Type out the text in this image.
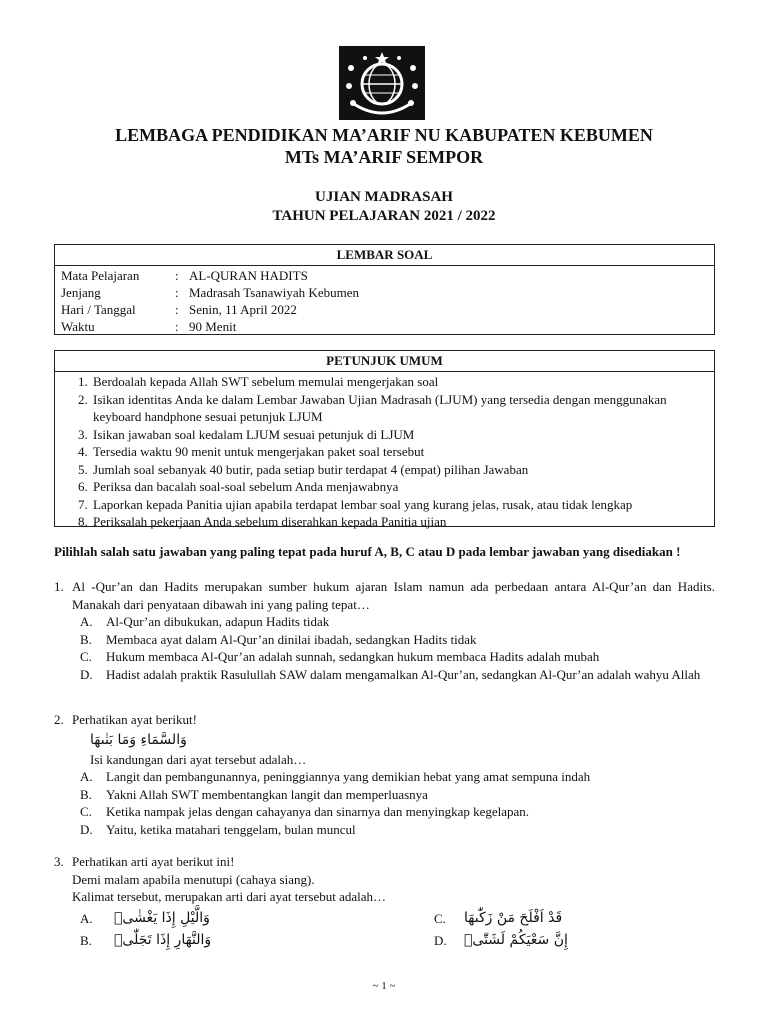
LEMBAGA PENDIDIKAN MA’ARIF NU KABUPATEN KEBUMEN
MTs MA’ARIF SEMPOR
UJIAN MADRASAH
TAHUN PELAJARAN 2021 / 2022
LEMBAR SOAL
Mata Pelajaran	: AL-QURAN HADITS
Jenjang	: Madrasah Tsanawiyah Kebumen
Hari / Tanggal	: Senin, 11 April 2022
Waktu	: 90 Menit
PETUNJUK UMUM
1. Berdoalah kepada Allah SWT sebelum memulai mengerjakan soal
2. Isikan identitas Anda ke dalam Lembar Jawaban Ujian Madrasah (LJUM) yang tersedia dengan menggunakan keyboard handphone sesuai petunjuk LJUM
3. Isikan jawaban soal kedalam LJUM sesuai petunjuk di LJUM
4. Tersedia waktu 90 menit untuk mengerjakan paket soal tersebut
5. Jumlah soal sebanyak 40 butir, pada setiap butir terdapat 4 (empat) pilihan Jawaban
6. Periksa dan bacalah soal-soal sebelum Anda menjawabnya
7. Laporkan kepada Panitia ujian apabila terdapat lembar soal yang kurang jelas, rusak, atau tidak lengkap
8. Periksalah pekerjaan Anda sebelum diserahkan kepada Panitia ujian
Pilihlah salah satu jawaban yang paling tepat pada huruf A, B, C atau D pada lembar jawaban yang disediakan !
1. Al -Qur’an dan Hadits merupakan sumber hukum ajaran Islam namun ada perbedaan antara Al-Qur’an dan Hadits. Manakah dari penyataan dibawah ini yang paling tepat…
A.	Al-Qur’an dibukukan, adapun Hadits tidak
B.	Membaca ayat dalam Al-Qur’an dinilai ibadah, sedangkan Hadits tidak
C.	Hukum membaca Al-Qur’an adalah sunnah, sedangkan hukum membaca Hadits adalah mubah
D.	Hadist adalah praktik Rasulullah SAW dalam mengamalkan Al-Qur’an, sedangkan Al-Qur’an adalah wahyu Allah
2. Perhatikan ayat berikut!
وَالسَّمَاءِ وَمَا بَنٰىهَا
Isi kandungan dari ayat tersebut adalah…
A.	Langit dan pembangunannya, peninggiannya yang demikian hebat yang amat sempuna indah
B.	Yakni Allah SWT membentangkan langit dan memperluasnya
C.	Ketika nampak jelas dengan cahayanya dan sinarnya dan menyingkap kegelapan.
D.	Yaitu, ketika matahari tenggelam, bulan muncul
3. Perhatikan arti ayat berikut ini!
Demi malam apabila menutupi (cahaya siang).
Kalimat tersebut, merupakan arti dari ayat tersebut adalah…
A.	وَالَّيْلِ إِذَا يَغْشٰىۙ
B.	وَالنَّهَارِ إِذَا تَجَلّٰىۙ
C.	قَدْ اَفْلَحَ مَنْ زَكّٰىهَا
D.	إِنَّ سَعْيَكُمْ لَشَتّٰىۗ
~ 1 ~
---
(What the exercise asks) Every line above that contains the word "Panitia" should be reported.

(Final result)
7. Laporkan kepada Panitia ujian apabila terdapat lembar soal yang kurang jelas, rusak, atau tidak lengkap
8. Periksalah pekerjaan Anda sebelum diserahkan kepada Panitia ujian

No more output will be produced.